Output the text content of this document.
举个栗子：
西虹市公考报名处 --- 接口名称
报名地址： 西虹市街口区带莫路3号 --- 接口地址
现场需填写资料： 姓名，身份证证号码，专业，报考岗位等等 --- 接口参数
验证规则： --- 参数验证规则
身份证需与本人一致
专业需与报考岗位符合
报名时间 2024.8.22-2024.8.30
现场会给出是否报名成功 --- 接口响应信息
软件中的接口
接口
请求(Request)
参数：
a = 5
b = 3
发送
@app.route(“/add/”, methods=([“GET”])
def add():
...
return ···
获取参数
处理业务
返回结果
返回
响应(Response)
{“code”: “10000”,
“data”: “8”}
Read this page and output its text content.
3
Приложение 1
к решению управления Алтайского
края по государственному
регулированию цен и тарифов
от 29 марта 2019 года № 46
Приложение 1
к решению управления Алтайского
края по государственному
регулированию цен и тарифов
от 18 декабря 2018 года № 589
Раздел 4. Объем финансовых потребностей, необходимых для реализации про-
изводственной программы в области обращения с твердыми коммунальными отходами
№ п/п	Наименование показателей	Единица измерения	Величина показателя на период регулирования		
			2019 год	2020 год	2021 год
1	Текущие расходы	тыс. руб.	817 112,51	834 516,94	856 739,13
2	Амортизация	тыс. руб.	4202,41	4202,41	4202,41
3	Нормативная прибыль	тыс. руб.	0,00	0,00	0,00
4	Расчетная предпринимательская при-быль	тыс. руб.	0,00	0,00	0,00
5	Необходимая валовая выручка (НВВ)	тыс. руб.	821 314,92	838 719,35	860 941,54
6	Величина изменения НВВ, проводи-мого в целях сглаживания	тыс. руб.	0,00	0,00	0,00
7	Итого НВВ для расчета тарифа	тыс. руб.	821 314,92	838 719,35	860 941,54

________________________________________

Make an exact copy of the material above.

Output the text content of this document.
举个栗子：
西虹市公考报名处 --- 接口名称
报名地址： 西虹市街口区带莫路3号 --- 接口地址
现场需填写资料： 姓名，身份证证号码，专业，报考岗位等等 --- 接口参数
验证规则： --- 参数验证规则
身份证需与本人一致
专业需与报考岗位符合
报名时间 2024.8.22-2024.8.30
现场会给出是否报名成功 --- 接口响应信息
软件中的接口
接口
请求(Request)
参数：
a = 5
b = 3
发送
@app.route(“/add/”, methods=([“GET”])
def add():
...
return ···
获取参数
处理业务
返回结果
返回
响应(Response)
{“code”: “10000”,
“data”: “8”}
Read this page and output its text content.
3
Приложение 1
к решению управления Алтайского
края по государственному
регулированию цен и тарифов
от 29 марта 2019 года № 46
Приложение 1
к решению управления Алтайского
края по государственному
регулированию цен и тарифов
от 18 декабря 2018 года № 589
Раздел 4. Объем финансовых потребностей, необходимых для реализации про-
изводственной программы в области обращения с твердыми коммунальными отходами
№ п/п	Наименование показателей	Единица измерения	Величина показателя на период регулирования		
			2019 год	2020 год	2021 год
1	Текущие расходы	тыс. руб.	817 112,51	834 516,94	856 739,13
2	Амортизация	тыс. руб.	4202,41	4202,41	4202,41
3	Нормативная прибыль	тыс. руб.	0,00	0,00	0,00
4	Расчетная предпринимательская при-быль	тыс. руб.	0,00	0,00	0,00
5	Необходимая валовая выручка (НВВ)	тыс. руб.	821 314,92	838 719,35	860 941,54
6	Величина изменения НВВ, проводи-мого в целях сглаживания	тыс. руб.	0,00	0,00	0,00
7	Итого НВВ для расчета тарифа	тыс. руб.	821 314,92	838 719,35	860 941,54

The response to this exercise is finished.